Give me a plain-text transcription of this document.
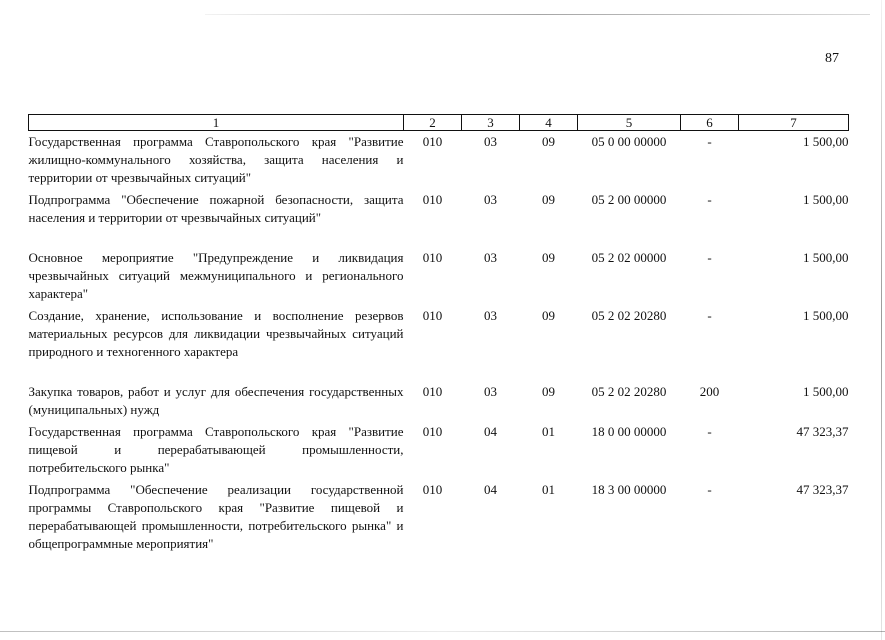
87
1	2	3	4	5	6	7
Государственная программа Ставропольского края "Развитие жилищно-коммунального хозяйства, защита населения и территории от чрезвычайных ситуаций"	010	03	09	05 0 00 00000	-	1 500,00
Подпрограмма "Обеспечение пожарной безопасности, защита населения и территории от чрезвычайных ситуаций"	010	03	09	05 2 00 00000	-	1 500,00
Основное мероприятие "Предупреждение и ликвидация чрезвычайных ситуаций межмуниципального и регионального характера"	010	03	09	05 2 02 00000	-	1 500,00
Создание, хранение, использование и восполнение резервов материальных ресурсов для ликвидации чрезвычайных ситуаций природного и техногенного характера	010	03	09	05 2 02 20280	-	1 500,00
Закупка товаров, работ и услуг для обеспечения государственных (муниципальных) нужд	010	03	09	05 2 02 20280	200	1 500,00
Государственная программа Ставропольского края "Развитие пищевой и перерабатывающей промышленности, потребительского рынка"	010	04	01	18 0 00 00000	-	47 323,37
Подпрограмма "Обеспечение реализации государственной программы Ставропольского края "Развитие пищевой и перерабатывающей промышленности, потребительского рынка" и общепрограммные мероприятия"	010	04	01	18 3 00 00000	-	47 323,37
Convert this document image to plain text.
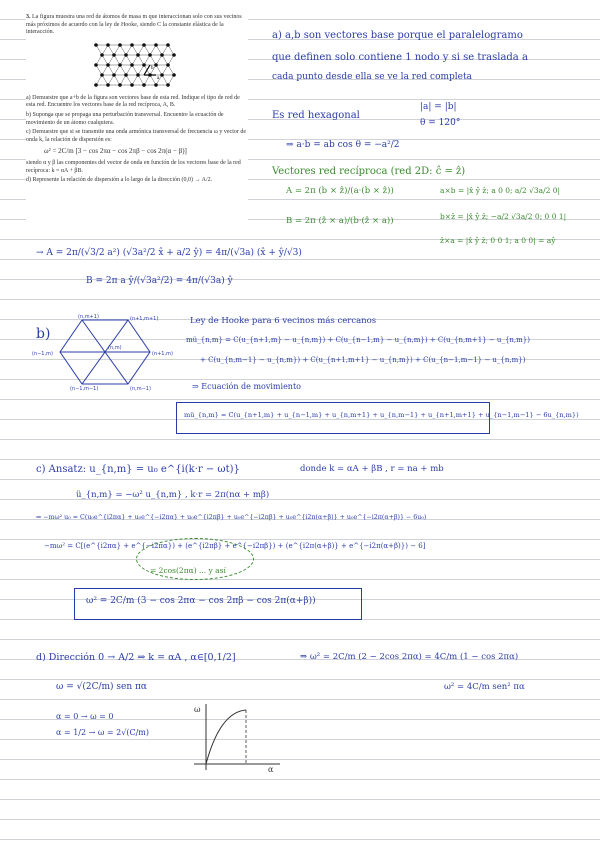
3. La figura muestra una red de átomos de masa m que interaccionan solo con sus vecinos más próximos de acuerdo con la ley de Hooke, siendo C la constante elástica de la interacción.

a
b

a) Demuestre que a+b de la figura son vectores base de esta red. Indique el tipo de red de esta red. Encuentre los vectores base de la red recíproca, A, B.

b) Suponga que se propaga una perturbación transversal. Encuentre la ecuación de movimiento de un átomo cualquiera.

c) Demuestre que si se transmite una onda armónica transversal de frecuencia ω y vector de onda k, la relación de dispersión es:

ω² = 2C/m [3 − cos 2πα − cos 2πβ − cos 2π(α − β)]

siendo α y β las componentes del vector de onda en función de los vectores base de la red recíproca: k = αA + βB.

d) Represente la relación de dispersión a lo largo de la dirección (0,0) → A/2.

a) a,b son vectores base porque el paralelogramo
que definen solo contiene 1 nodo y si se traslada a
cada punto desde ella se ve la red completa
Es red hexagonal
|a| = |b|
θ = 120°
⇒ a·b = ab cos θ = −a²/2
Vectores red recíproca (red 2D: ĉ = ẑ)
A = 2π (b × ẑ)/(a·(b × ẑ))
B = 2π (ẑ × a)/(b·(ẑ × a))
a×b = |x̂ ŷ ẑ; a 0 0; a/2 √3a/2 0|
b×ẑ = |x̂ ŷ ẑ; −a/2 √3a/2 0; 0 0 1|
ẑ×a = |x̂ ŷ ẑ; 0 0 1; a 0 0| = aŷ
→ A = 2π/(√3/2 a²) (√3a²/2 x̂ + a/2 ŷ) = 4π/(√3a) (x̂ + ŷ/√3)
B = 2π a ŷ/(√3a²/2) = 4π/(√3a) ŷ
b)
(n−1,m)	(n+1,m)
(n+1,m+1)
(n,m+1)
(n,m−1)
(n−1,m−1)
(n,m)
Ley de Hooke para 6 vecinos más cercanos
mü_{n,m} = C(u_{n+1,m} − u_{n,m}) + C(u_{n−1,m} − u_{n,m}) + C(u_{n,m+1} − u_{n,m})
+ C(u_{n,m−1} − u_{n,m}) + C(u_{n+1,m+1} − u_{n,m}) + C(u_{n−1,m−1} − u_{n,m})
⇒ Ecuación de movimiento
mü_{n,m} = C(u_{n+1,m} + u_{n−1,m} + u_{n,m+1} + u_{n,m−1} + u_{n+1,m+1} + u_{n−1,m−1} − 6u_{n,m})
c) Ansatz: u_{n,m} = u₀ e^{i(k·r − ωt)}	donde k = αA + βB , r = na + mb
ü_{n,m} = −ω² u_{n,m} , k·r = 2π(nα + mβ)
⇒ −mω² u₀ = C(u₀e^{i2πα} + u₀e^{−i2πα} + u₀e^{i2πβ} + u₀e^{−i2πβ} + u₀e^{i2π(α+β)} + u₀e^{−i2π(α+β)} − 6u₀)
−mω² = C[(e^{i2πα} + e^{−i2πα}) + (e^{i2πβ} + e^{−i2πβ}) + (e^{i2π(α+β)} + e^{−i2π(α+β)}) − 6]
= 2cos(2πα) ... y así
ω² = 2C/m (3 − cos 2πα − cos 2πβ − cos 2π(α+β))
d) Dirección 0 → A/2 ⇒ k = αA , α∈[0,1/2]	⇒ ω² = 2C/m (2 − 2cos 2πα) = 4C/m (1 − cos 2πα)
ω = √(2C/m) sen πα	ω² = 4C/m sen² πα
α = 0 → ω = 0
α = 1/2 → ω = 2√(C/m)
ω
α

### WHAT YOU ARE ASKED TO DO
Pull out every line holding "промышленности" from the records above, and copy it.

### OUTPUT OF THE TASK
Государственная программа Ставропольского края "Развитие пищевой и перерабатывающей промышленности, потребительского рынка"	010	04	01	18 0 00 00000	-	47 323,37
Подпрограмма "Обеспечение реализации государственной программы Ставропольского края "Развитие пищевой и перерабатывающей промышленности, потребительского рынка" и общепрограммные мероприятия"	010	04	01	18 3 00 00000	-	47 323,37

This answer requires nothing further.